--- Task to complete ---
Copy every line from the material below that holds "color".

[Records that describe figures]
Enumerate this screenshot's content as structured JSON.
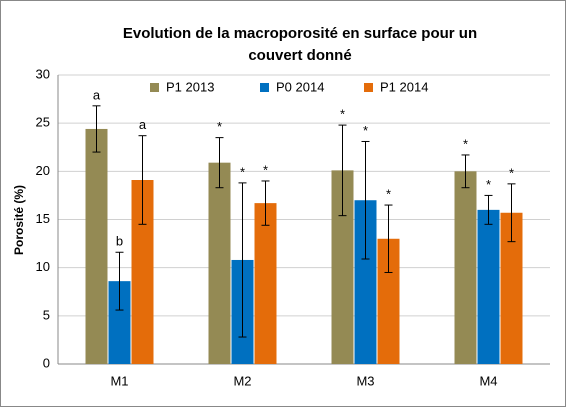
{
  "chart_data": {
    "type": "bar",
    "title": [
      "Evolution de la macroporosité en surface pour un",
      "couvert donné"
    ],
    "ylabel": "Porosité (%)",
    "categories": [
      "M1",
      "M2",
      "M3",
      "M4"
    ],
    "series": [
      {
        "name": "P1 2013",
        "color": "#948a54",
        "values": [
          24.4,
          20.9,
          20.1,
          20.0
        ],
        "errors": [
          2.4,
          2.6,
          4.7,
          1.7
        ],
        "labels": [
          "a",
          "*",
          "*",
          "*"
        ]
      },
      {
        "name": "P0 2014",
        "color": "#0070c0",
        "values": [
          8.6,
          10.8,
          17.0,
          16.0
        ],
        "errors": [
          3.0,
          8.0,
          6.1,
          1.5
        ],
        "labels": [
          "b",
          "*",
          "*",
          "*"
        ]
      },
      {
        "name": "P1 2014",
        "color": "#e46c0a",
        "values": [
          19.1,
          16.7,
          13.0,
          15.7
        ],
        "errors": [
          4.6,
          2.3,
          3.5,
          3.0
        ],
        "labels": [
          "a",
          "*",
          "*",
          "*"
        ]
      }
    ],
    "ylim": [
      0,
      30
    ],
    "yticks": [
      0,
      5,
      10,
      15,
      20,
      25,
      30
    ],
    "grid": true,
    "legend": "top"
  }
}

--- Answer in full ---
        "color": "#948a54",
        "color": "#0070c0",
        "color": "#e46c0a",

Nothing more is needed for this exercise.